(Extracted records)
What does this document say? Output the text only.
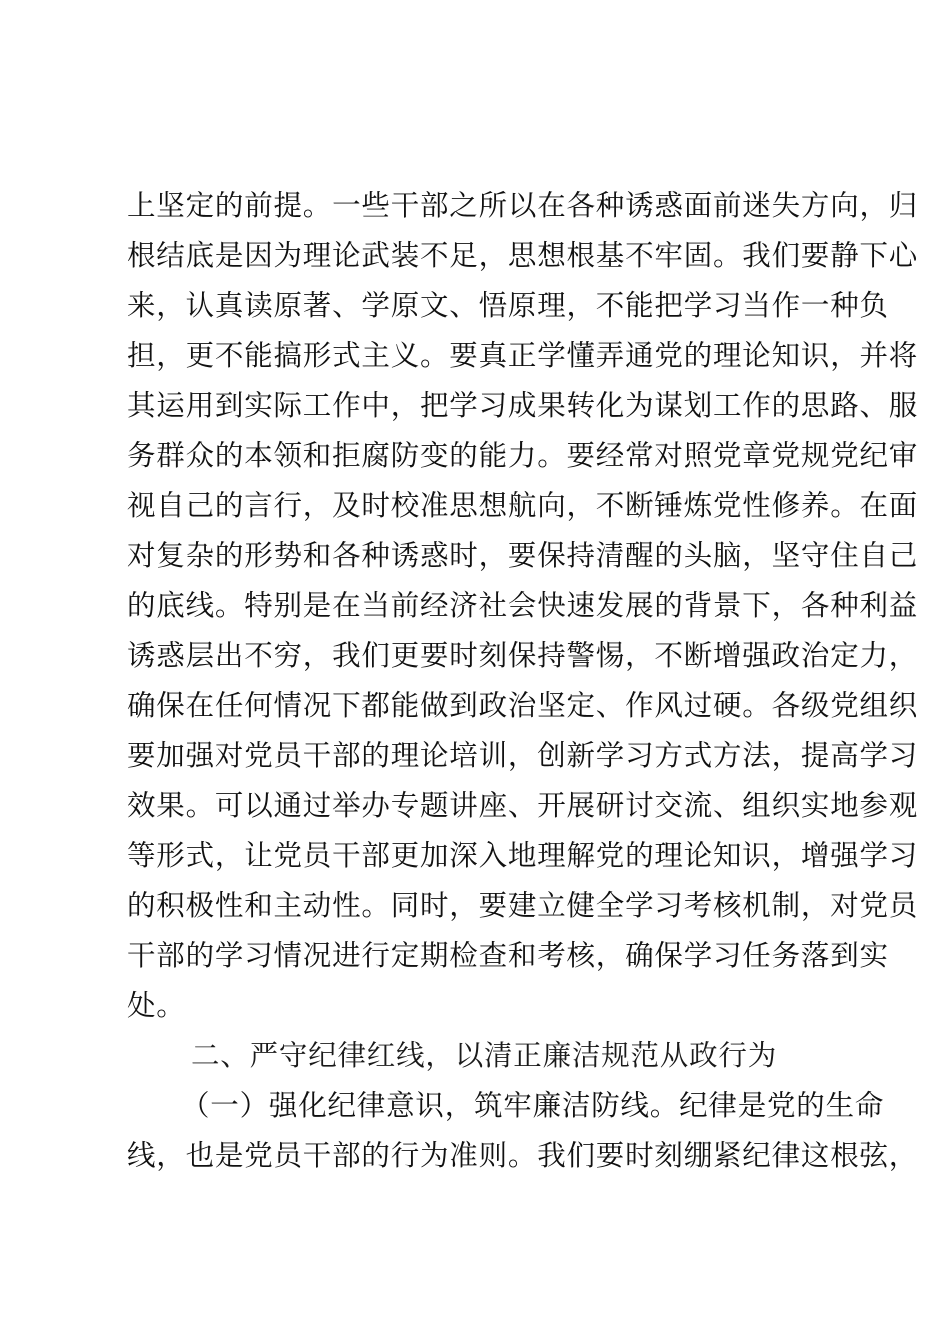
上坚定的前提。一些干部之所以在各种诱惑面前迷失方向，归
根结底是因为理论武装不足，思想根基不牢固。我们要静下心
来，认真读原著、学原文、悟原理，不能把学习当作一种负
担，更不能搞形式主义。要真正学懂弄通党的理论知识，并将
其运用到实际工作中，把学习成果转化为谋划工作的思路、服
务群众的本领和拒腐防变的能力。要经常对照党章党规党纪审
视自己的言行，及时校准思想航向，不断锤炼党性修养。在面
对复杂的形势和各种诱惑时，要保持清醒的头脑，坚守住自己
的底线。特别是在当前经济社会快速发展的背景下，各种利益
诱惑层出不穷，我们更要时刻保持警惕，不断增强政治定力，
确保在任何情况下都能做到政治坚定、作风过硬。各级党组织
要加强对党员干部的理论培训，创新学习方式方法，提高学习
效果。可以通过举办专题讲座、开展研讨交流、组织实地参观
等形式，让党员干部更加深入地理解党的理论知识，增强学习
的积极性和主动性。同时，要建立健全学习考核机制，对党员
干部的学习情况进行定期检查和考核，确保学习任务落到实
处。
二、严守纪律红线，以清正廉洁规范从政行为
（一）强化纪律意识，筑牢廉洁防线。纪律是党的生命
线，也是党员干部的行为准则。我们要时刻绷紧纪律这根弦，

*TASK INSTRUCTIONS*
Nothing but the pictures may be dropped; output the records above exactly.

*FULL RESPONSE*
What does this document say? Output the text only.
上坚定的前提。一些干部之所以在各种诱惑面前迷失方向，归
根结底是因为理论武装不足，思想根基不牢固。我们要静下心
来，认真读原著、学原文、悟原理，不能把学习当作一种负
担，更不能搞形式主义。要真正学懂弄通党的理论知识，并将
其运用到实际工作中，把学习成果转化为谋划工作的思路、服
务群众的本领和拒腐防变的能力。要经常对照党章党规党纪审
视自己的言行，及时校准思想航向，不断锤炼党性修养。在面
对复杂的形势和各种诱惑时，要保持清醒的头脑，坚守住自己
的底线。特别是在当前经济社会快速发展的背景下，各种利益
诱惑层出不穷，我们更要时刻保持警惕，不断增强政治定力，
确保在任何情况下都能做到政治坚定、作风过硬。各级党组织
要加强对党员干部的理论培训，创新学习方式方法，提高学习
效果。可以通过举办专题讲座、开展研讨交流、组织实地参观
等形式，让党员干部更加深入地理解党的理论知识，增强学习
的积极性和主动性。同时，要建立健全学习考核机制，对党员
干部的学习情况进行定期检查和考核，确保学习任务落到实
处。
二、严守纪律红线，以清正廉洁规范从政行为
（一）强化纪律意识，筑牢廉洁防线。纪律是党的生命
线，也是党员干部的行为准则。我们要时刻绷紧纪律这根弦，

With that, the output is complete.